▸ **Given problem**:
Would you repeat the listing exactly but omit every picture?

▸ **Listed entries**:
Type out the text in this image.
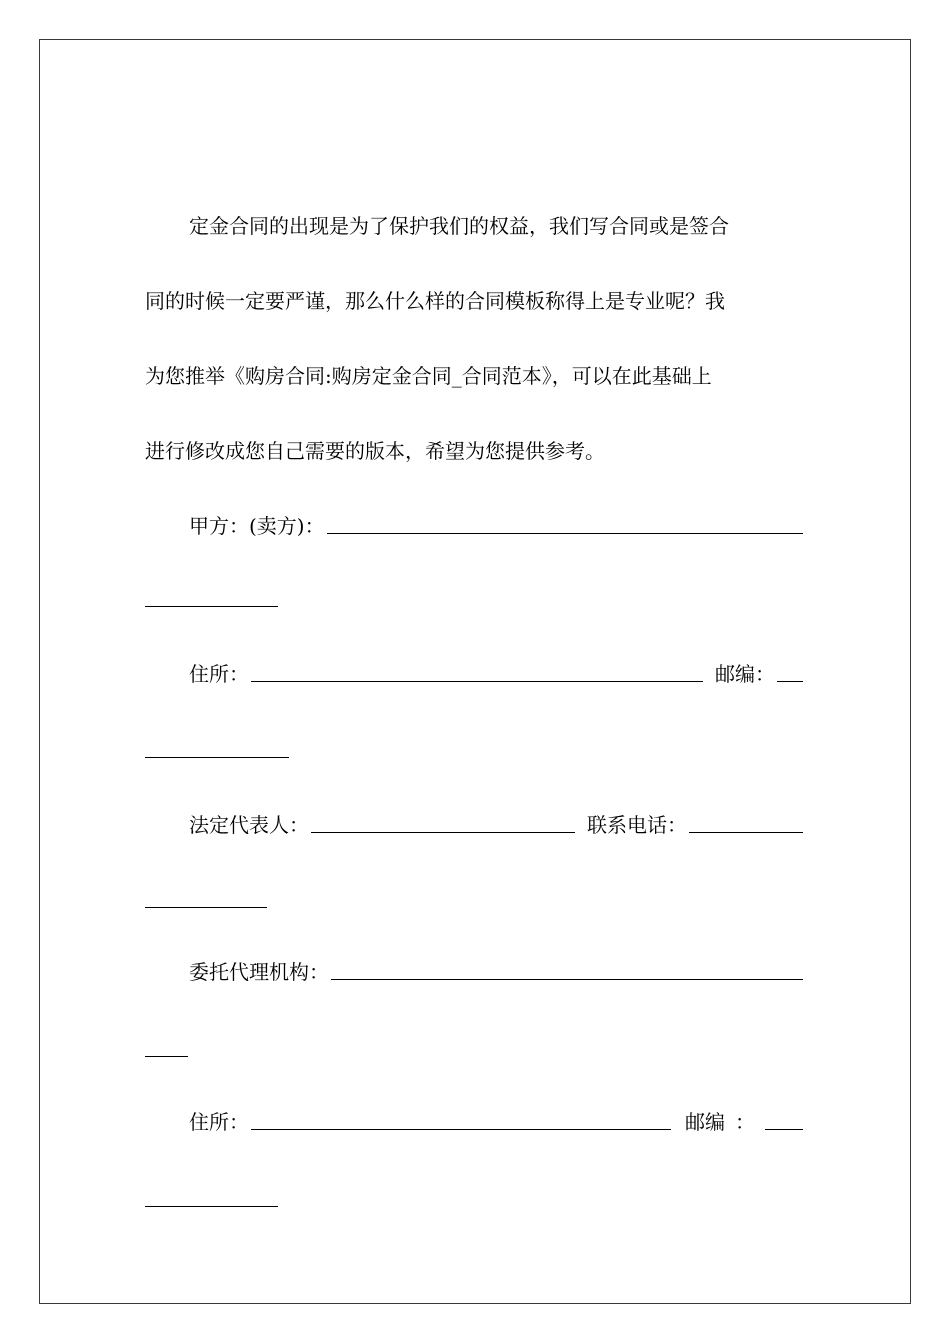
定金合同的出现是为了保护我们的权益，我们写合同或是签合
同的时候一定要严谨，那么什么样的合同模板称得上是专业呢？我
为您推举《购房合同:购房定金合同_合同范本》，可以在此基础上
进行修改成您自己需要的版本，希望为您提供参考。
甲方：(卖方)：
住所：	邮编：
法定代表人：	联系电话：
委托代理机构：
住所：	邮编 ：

▸ **Worked solution**:
Type out the text in this image.
定金合同的出现是为了保护我们的权益，我们写合同或是签合
同的时候一定要严谨，那么什么样的合同模板称得上是专业呢？我
为您推举《购房合同:购房定金合同_合同范本》，可以在此基础上
进行修改成您自己需要的版本，希望为您提供参考。
甲方：(卖方)：
住所：	邮编：
法定代表人：	联系电话：
委托代理机构：
住所：	邮编 ：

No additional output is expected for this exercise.